> **WRITTEN EXERCISE**: Check each line of the data below for the word "respecto", then extract the ones that have it.
────────────────
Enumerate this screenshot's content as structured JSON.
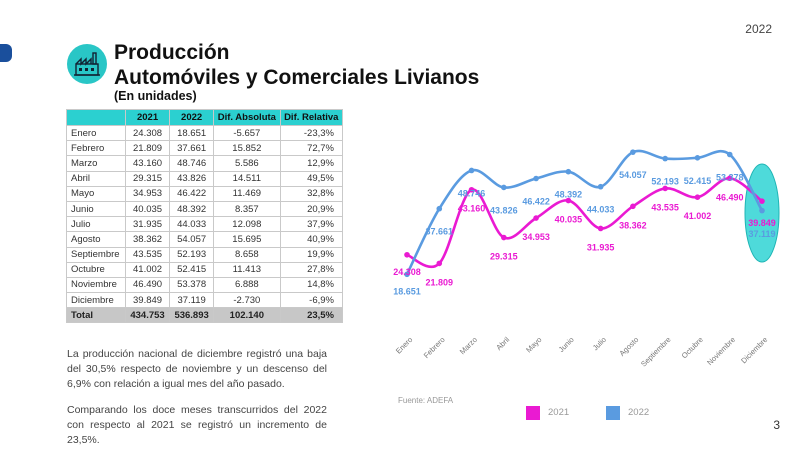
{
  "header": {
    "year": "2022",
    "title_line1": "Producción",
    "title_line2": "Automóviles y Comerciales Livianos",
    "subtitle": "(En unidades)",
    "page_number": "3",
    "logo_icon": "factory-icon"
  },
  "table": {
    "columns": [
      "",
      "2021",
      "2022",
      "Dif. Absoluta",
      "Dif. Relativa"
    ],
    "rows": [
      {
        "month": "Enero",
        "y2021": "24.308",
        "y2022": "18.651",
        "abs": "-5.657",
        "rel": "-23,3%"
      },
      {
        "month": "Febrero",
        "y2021": "21.809",
        "y2022": "37.661",
        "abs": "15.852",
        "rel": "72,7%"
      },
      {
        "month": "Marzo",
        "y2021": "43.160",
        "y2022": "48.746",
        "abs": "5.586",
        "rel": "12,9%"
      },
      {
        "month": "Abril",
        "y2021": "29.315",
        "y2022": "43.826",
        "abs": "14.511",
        "rel": "49,5%"
      },
      {
        "month": "Mayo",
        "y2021": "34.953",
        "y2022": "46.422",
        "abs": "11.469",
        "rel": "32,8%"
      },
      {
        "month": "Junio",
        "y2021": "40.035",
        "y2022": "48.392",
        "abs": "8.357",
        "rel": "20,9%"
      },
      {
        "month": "Julio",
        "y2021": "31.935",
        "y2022": "44.033",
        "abs": "12.098",
        "rel": "37,9%"
      },
      {
        "month": "Agosto",
        "y2021": "38.362",
        "y2022": "54.057",
        "abs": "15.695",
        "rel": "40,9%"
      },
      {
        "month": "Septiembre",
        "y2021": "43.535",
        "y2022": "52.193",
        "abs": "8.658",
        "rel": "19,9%"
      },
      {
        "month": "Octubre",
        "y2021": "41.002",
        "y2022": "52.415",
        "abs": "11.413",
        "rel": "27,8%"
      },
      {
        "month": "Noviembre",
        "y2021": "46.490",
        "y2022": "53.378",
        "abs": "6.888",
        "rel": "14,8%"
      },
      {
        "month": "Diciembre",
        "y2021": "39.849",
        "y2022": "37.119",
        "abs": "-2.730",
        "rel": "-6,9%"
      }
    ],
    "total": {
      "month": "Total",
      "y2021": "434.753",
      "y2022": "536.893",
      "abs": "102.140",
      "rel": "23,5%"
    }
  },
  "text": {
    "paragraph1": "La producción nacional de diciembre registró una baja del 30,5% respecto de noviembre y un descenso del 6,9% con relación a igual mes del año pasado.",
    "paragraph2": "Comparando los doce meses transcurridos del 2022 con respecto al 2021 se registró un incremento de 23,5%."
  },
  "source": "Fuente: ADEFA",
  "colors": {
    "s2021": "#ea1ad2",
    "s2022": "#5a9be0",
    "highlight": "#2fd3d3",
    "header": "#2bd0d0"
  },
  "chart_data": {
    "type": "line",
    "categories": [
      "Enero",
      "Febrero",
      "Marzo",
      "Abril",
      "Mayo",
      "Junio",
      "Julio",
      "Agosto",
      "Septiembre",
      "Octubre",
      "Noviembre",
      "Diciembre"
    ],
    "series": [
      {
        "name": "2021",
        "values": [
          24308,
          21809,
          43160,
          29315,
          34953,
          40035,
          31935,
          38362,
          43535,
          41002,
          46490,
          39849
        ],
        "labels": [
          "24.308",
          "21.809",
          "43.160",
          "29.315",
          "34.953",
          "40.035",
          "31.935",
          "38.362",
          "43.535",
          "41.002",
          "46.490",
          "39.849"
        ]
      },
      {
        "name": "2022",
        "values": [
          18651,
          37661,
          48746,
          43826,
          46422,
          48392,
          44033,
          54057,
          52193,
          52415,
          53378,
          37119
        ],
        "labels": [
          "18.651",
          "37.661",
          "48.746",
          "43.826",
          "46.422",
          "48.392",
          "44.033",
          "54.057",
          "52.193",
          "52.415",
          "53.378",
          "37.119"
        ]
      }
    ],
    "title": "",
    "xlabel": "",
    "ylabel": "",
    "ylim": [
      17000,
      57000
    ],
    "legend": "bottom",
    "highlight": "Diciembre"
  }
}
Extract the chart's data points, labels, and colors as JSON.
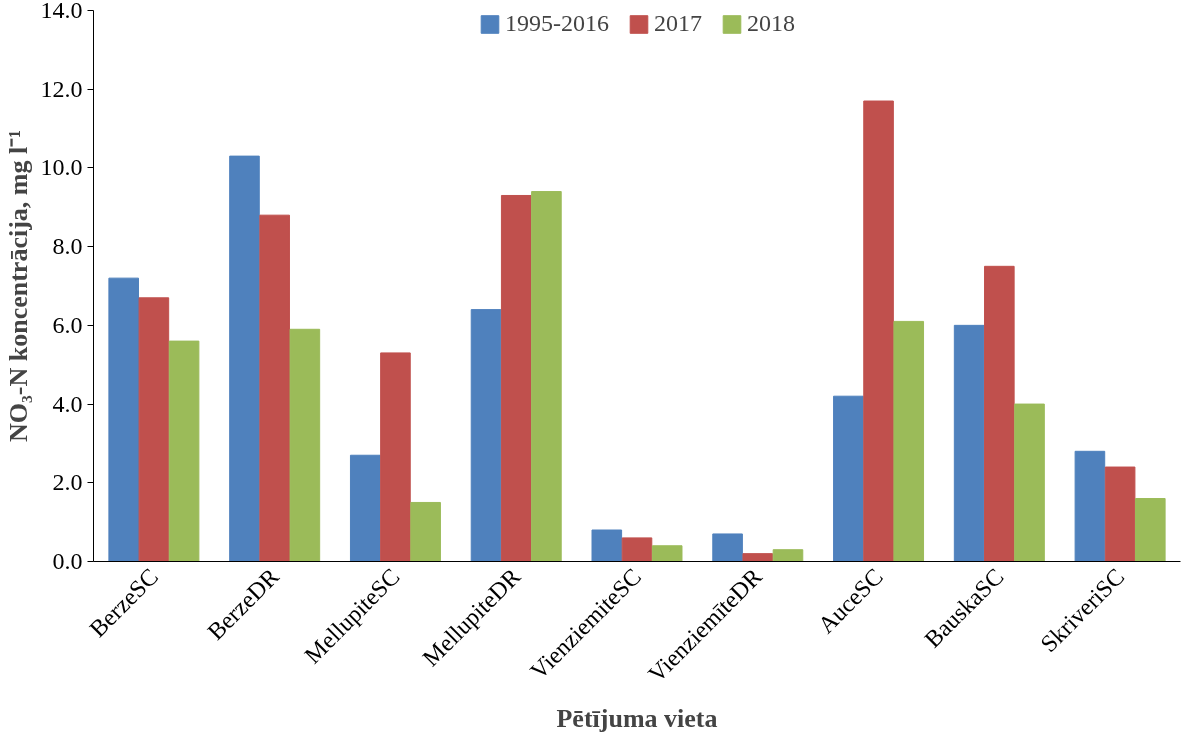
{
  "chart_data": {
    "type": "bar",
    "xlabel": "Pētījuma vieta",
    "ylabel": "NO₃-N koncentrācija, mg l⁻¹",
    "categories": [
      "BerzeSC",
      "BerzeDR",
      "MellupiteSC",
      "MellupiteDR",
      "VienziemiteSC",
      "VienziemīteDR",
      "AuceSC",
      "BauskaSC",
      "SkriveriSC"
    ],
    "series": [
      {
        "name": "1995-2016",
        "color": "#4f81bd",
        "values": [
          7.2,
          10.3,
          2.7,
          6.4,
          0.8,
          0.7,
          4.2,
          6.0,
          2.8
        ]
      },
      {
        "name": "2017",
        "color": "#c0504d",
        "values": [
          6.7,
          8.8,
          5.3,
          9.3,
          0.6,
          0.2,
          11.7,
          7.5,
          2.4
        ]
      },
      {
        "name": "2018",
        "color": "#9bbb59",
        "values": [
          5.6,
          5.9,
          1.5,
          9.4,
          0.4,
          0.3,
          6.1,
          4.0,
          1.6
        ]
      }
    ],
    "ylim": [
      0,
      14
    ],
    "yticks": [
      {
        "value": 0,
        "label": "0.0"
      },
      {
        "value": 2,
        "label": "2.0"
      },
      {
        "value": 4,
        "label": "4.0"
      },
      {
        "value": 6,
        "label": "6.0"
      },
      {
        "value": 8,
        "label": "8.0"
      },
      {
        "value": 10,
        "label": "10.0"
      },
      {
        "value": 12,
        "label": "12.0"
      },
      {
        "value": 14,
        "label": "14.0"
      }
    ],
    "grid": false,
    "legend": "top"
  }
}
────────────────
> **WORKED ANSWER**:
    "paragraph1": "La producción nacional de diciembre registró una baja del 30,5% respecto de noviembre y un descenso del 6,9% con relación a igual mes del año pasado.",
    "paragraph2": "Comparando los doce meses transcurridos del 2022 con respecto al 2021 se registró un incremento de 23,5%."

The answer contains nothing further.